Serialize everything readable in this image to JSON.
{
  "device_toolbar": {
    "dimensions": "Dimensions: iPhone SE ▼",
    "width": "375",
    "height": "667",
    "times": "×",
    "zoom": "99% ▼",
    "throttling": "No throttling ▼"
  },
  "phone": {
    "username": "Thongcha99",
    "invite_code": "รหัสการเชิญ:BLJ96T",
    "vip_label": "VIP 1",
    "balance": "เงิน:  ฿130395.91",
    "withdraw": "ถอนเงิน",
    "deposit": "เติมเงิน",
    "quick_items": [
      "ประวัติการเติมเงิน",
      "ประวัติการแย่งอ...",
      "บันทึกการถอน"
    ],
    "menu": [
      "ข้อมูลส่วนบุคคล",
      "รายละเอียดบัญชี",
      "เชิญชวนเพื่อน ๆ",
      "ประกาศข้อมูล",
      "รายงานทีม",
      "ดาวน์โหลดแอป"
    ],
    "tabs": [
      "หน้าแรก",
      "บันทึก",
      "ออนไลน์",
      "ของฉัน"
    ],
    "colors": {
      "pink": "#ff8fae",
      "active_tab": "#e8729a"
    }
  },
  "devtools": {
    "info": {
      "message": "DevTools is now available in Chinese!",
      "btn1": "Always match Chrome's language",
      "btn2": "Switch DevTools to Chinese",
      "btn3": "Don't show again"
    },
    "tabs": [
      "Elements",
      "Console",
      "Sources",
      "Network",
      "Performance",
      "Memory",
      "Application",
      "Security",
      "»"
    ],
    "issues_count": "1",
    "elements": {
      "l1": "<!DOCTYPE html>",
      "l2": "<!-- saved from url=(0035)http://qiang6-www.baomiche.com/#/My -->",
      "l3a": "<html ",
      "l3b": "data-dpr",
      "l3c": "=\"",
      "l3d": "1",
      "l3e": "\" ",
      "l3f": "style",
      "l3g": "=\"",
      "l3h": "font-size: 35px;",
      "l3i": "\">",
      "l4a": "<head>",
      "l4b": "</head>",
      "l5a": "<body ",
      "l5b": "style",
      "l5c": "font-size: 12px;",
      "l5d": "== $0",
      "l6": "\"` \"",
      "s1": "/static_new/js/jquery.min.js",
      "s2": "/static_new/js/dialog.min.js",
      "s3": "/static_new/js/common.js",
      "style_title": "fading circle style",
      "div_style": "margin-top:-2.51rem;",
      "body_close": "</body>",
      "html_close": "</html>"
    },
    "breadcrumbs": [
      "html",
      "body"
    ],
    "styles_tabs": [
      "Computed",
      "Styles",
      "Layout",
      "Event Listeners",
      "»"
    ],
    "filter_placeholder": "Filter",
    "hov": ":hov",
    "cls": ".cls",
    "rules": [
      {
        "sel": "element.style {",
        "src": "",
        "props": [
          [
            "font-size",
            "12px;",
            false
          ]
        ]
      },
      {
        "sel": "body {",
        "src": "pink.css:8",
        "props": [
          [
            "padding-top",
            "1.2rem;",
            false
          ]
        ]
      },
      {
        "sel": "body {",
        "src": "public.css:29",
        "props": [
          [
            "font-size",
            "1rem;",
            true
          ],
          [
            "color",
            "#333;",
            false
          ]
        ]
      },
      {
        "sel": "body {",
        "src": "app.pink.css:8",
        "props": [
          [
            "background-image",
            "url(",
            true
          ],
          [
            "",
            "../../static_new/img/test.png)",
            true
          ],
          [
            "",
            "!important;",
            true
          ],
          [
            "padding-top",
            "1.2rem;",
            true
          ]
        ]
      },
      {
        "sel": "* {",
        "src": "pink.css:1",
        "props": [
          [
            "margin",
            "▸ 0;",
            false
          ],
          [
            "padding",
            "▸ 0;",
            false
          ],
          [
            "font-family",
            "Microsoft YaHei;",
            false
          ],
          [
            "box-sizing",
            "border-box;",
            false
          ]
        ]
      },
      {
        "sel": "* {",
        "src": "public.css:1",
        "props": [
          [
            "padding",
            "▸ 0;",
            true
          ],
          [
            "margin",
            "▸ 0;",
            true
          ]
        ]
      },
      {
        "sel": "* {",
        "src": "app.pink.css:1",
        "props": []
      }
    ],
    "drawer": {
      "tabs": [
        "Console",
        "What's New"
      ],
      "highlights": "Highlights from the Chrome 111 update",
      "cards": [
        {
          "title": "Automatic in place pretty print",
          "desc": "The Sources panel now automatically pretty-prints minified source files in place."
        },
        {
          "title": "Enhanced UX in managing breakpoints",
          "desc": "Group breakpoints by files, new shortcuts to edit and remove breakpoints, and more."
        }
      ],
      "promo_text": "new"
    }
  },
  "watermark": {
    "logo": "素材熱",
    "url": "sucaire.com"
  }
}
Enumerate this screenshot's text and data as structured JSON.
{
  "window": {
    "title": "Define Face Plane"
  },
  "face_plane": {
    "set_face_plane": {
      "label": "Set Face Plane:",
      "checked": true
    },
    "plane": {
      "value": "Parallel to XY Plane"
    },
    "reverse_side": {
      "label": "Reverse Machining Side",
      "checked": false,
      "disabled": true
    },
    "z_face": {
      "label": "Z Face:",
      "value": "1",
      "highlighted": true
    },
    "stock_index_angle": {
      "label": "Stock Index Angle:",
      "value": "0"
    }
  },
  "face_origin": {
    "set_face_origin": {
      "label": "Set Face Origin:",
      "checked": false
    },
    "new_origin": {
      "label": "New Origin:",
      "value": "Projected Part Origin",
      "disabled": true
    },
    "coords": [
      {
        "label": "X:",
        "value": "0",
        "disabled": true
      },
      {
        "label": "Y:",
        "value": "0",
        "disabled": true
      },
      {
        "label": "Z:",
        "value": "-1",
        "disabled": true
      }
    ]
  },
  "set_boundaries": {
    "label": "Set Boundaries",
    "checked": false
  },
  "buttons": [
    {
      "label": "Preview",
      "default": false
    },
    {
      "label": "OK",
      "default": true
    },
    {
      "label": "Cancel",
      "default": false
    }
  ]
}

###

Instructions to follow:
Output the records exactly, including every line.

Written answer:
Serialize everything readable in this image to JSON.
{
  "device_toolbar": {
    "dimensions": "Dimensions: iPhone SE ▼",
    "width": "375",
    "height": "667",
    "times": "×",
    "zoom": "99% ▼",
    "throttling": "No throttling ▼"
  },
  "phone": {
    "username": "Thongcha99",
    "invite_code": "รหัสการเชิญ:BLJ96T",
    "vip_label": "VIP 1",
    "balance": "เงิน:  ฿130395.91",
    "withdraw": "ถอนเงิน",
    "deposit": "เติมเงิน",
    "quick_items": [
      "ประวัติการเติมเงิน",
      "ประวัติการแย่งอ...",
      "บันทึกการถอน"
    ],
    "menu": [
      "ข้อมูลส่วนบุคคล",
      "รายละเอียดบัญชี",
      "เชิญชวนเพื่อน ๆ",
      "ประกาศข้อมูล",
      "รายงานทีม",
      "ดาวน์โหลดแอป"
    ],
    "tabs": [
      "หน้าแรก",
      "บันทึก",
      "ออนไลน์",
      "ของฉัน"
    ],
    "colors": {
      "pink": "#ff8fae",
      "active_tab": "#e8729a"
    }
  },
  "devtools": {
    "info": {
      "message": "DevTools is now available in Chinese!",
      "btn1": "Always match Chrome's language",
      "btn2": "Switch DevTools to Chinese",
      "btn3": "Don't show again"
    },
    "tabs": [
      "Elements",
      "Console",
      "Sources",
      "Network",
      "Performance",
      "Memory",
      "Application",
      "Security",
      "»"
    ],
    "issues_count": "1",
    "elements": {
      "l1": "<!DOCTYPE html>",
      "l2": "<!-- saved from url=(0035)http://qiang6-www.baomiche.com/#/My -->",
      "l3a": "<html ",
      "l3b": "data-dpr",
      "l3c": "=\"",
      "l3d": "1",
      "l3e": "\" ",
      "l3f": "style",
      "l3g": "=\"",
      "l3h": "font-size: 35px;",
      "l3i": "\">",
      "l4a": "<head>",
      "l4b": "</head>",
      "l5a": "<body ",
      "l5b": "style",
      "l5c": "font-size: 12px;",
      "l5d": "== $0",
      "l6": "\"` \"",
      "s1": "/static_new/js/jquery.min.js",
      "s2": "/static_new/js/dialog.min.js",
      "s3": "/static_new/js/common.js",
      "style_title": "fading circle style",
      "div_style": "margin-top:-2.51rem;",
      "body_close": "</body>",
      "html_close": "</html>"
    },
    "breadcrumbs": [
      "html",
      "body"
    ],
    "styles_tabs": [
      "Computed",
      "Styles",
      "Layout",
      "Event Listeners",
      "»"
    ],
    "filter_placeholder": "Filter",
    "hov": ":hov",
    "cls": ".cls",
    "rules": [
      {
        "sel": "element.style {",
        "src": "",
        "props": [
          [
            "font-size",
            "12px;",
            false
          ]
        ]
      },
      {
        "sel": "body {",
        "src": "pink.css:8",
        "props": [
          [
            "padding-top",
            "1.2rem;",
            false
          ]
        ]
      },
      {
        "sel": "body {",
        "src": "public.css:29",
        "props": [
          [
            "font-size",
            "1rem;",
            true
          ],
          [
            "color",
            "#333;",
            false
          ]
        ]
      },
      {
        "sel": "body {",
        "src": "app.pink.css:8",
        "props": [
          [
            "background-image",
            "url(",
            true
          ],
          [
            "",
            "../../static_new/img/test.png)",
            true
          ],
          [
            "",
            "!important;",
            true
          ],
          [
            "padding-top",
            "1.2rem;",
            true
          ]
        ]
      },
      {
        "sel": "* {",
        "src": "pink.css:1",
        "props": [
          [
            "margin",
            "▸ 0;",
            false
          ],
          [
            "padding",
            "▸ 0;",
            false
          ],
          [
            "font-family",
            "Microsoft YaHei;",
            false
          ],
          [
            "box-sizing",
            "border-box;",
            false
          ]
        ]
      },
      {
        "sel": "* {",
        "src": "public.css:1",
        "props": [
          [
            "padding",
            "▸ 0;",
            true
          ],
          [
            "margin",
            "▸ 0;",
            true
          ]
        ]
      },
      {
        "sel": "* {",
        "src": "app.pink.css:1",
        "props": []
      }
    ],
    "drawer": {
      "tabs": [
        "Console",
        "What's New"
      ],
      "highlights": "Highlights from the Chrome 111 update",
      "cards": [
        {
          "title": "Automatic in place pretty print",
          "desc": "The Sources panel now automatically pretty-prints minified source files in place."
        },
        {
          "title": "Enhanced UX in managing breakpoints",
          "desc": "Group breakpoints by files, new shortcuts to edit and remove breakpoints, and more."
        }
      ],
      "promo_text": "new"
    }
  },
  "watermark": {
    "logo": "素材熱",
    "url": "sucaire.com"
  }
}
Enumerate this screenshot's text and data as structured JSON.
{
  "window": {
    "title": "Define Face Plane"
  },
  "face_plane": {
    "set_face_plane": {
      "label": "Set Face Plane:",
      "checked": true
    },
    "plane": {
      "value": "Parallel to XY Plane"
    },
    "reverse_side": {
      "label": "Reverse Machining Side",
      "checked": false,
      "disabled": true
    },
    "z_face": {
      "label": "Z Face:",
      "value": "1",
      "highlighted": true
    },
    "stock_index_angle": {
      "label": "Stock Index Angle:",
      "value": "0"
    }
  },
  "face_origin": {
    "set_face_origin": {
      "label": "Set Face Origin:",
      "checked": false
    },
    "new_origin": {
      "label": "New Origin:",
      "value": "Projected Part Origin",
      "disabled": true
    },
    "coords": [
      {
        "label": "X:",
        "value": "0",
        "disabled": true
      },
      {
        "label": "Y:",
        "value": "0",
        "disabled": true
      },
      {
        "label": "Z:",
        "value": "-1",
        "disabled": true
      }
    ]
  },
  "set_boundaries": {
    "label": "Set Boundaries",
    "checked": false
  },
  "buttons": [
    {
      "label": "Preview",
      "default": false
    },
    {
      "label": "OK",
      "default": true
    },
    {
      "label": "Cancel",
      "default": false
    }
  ]
}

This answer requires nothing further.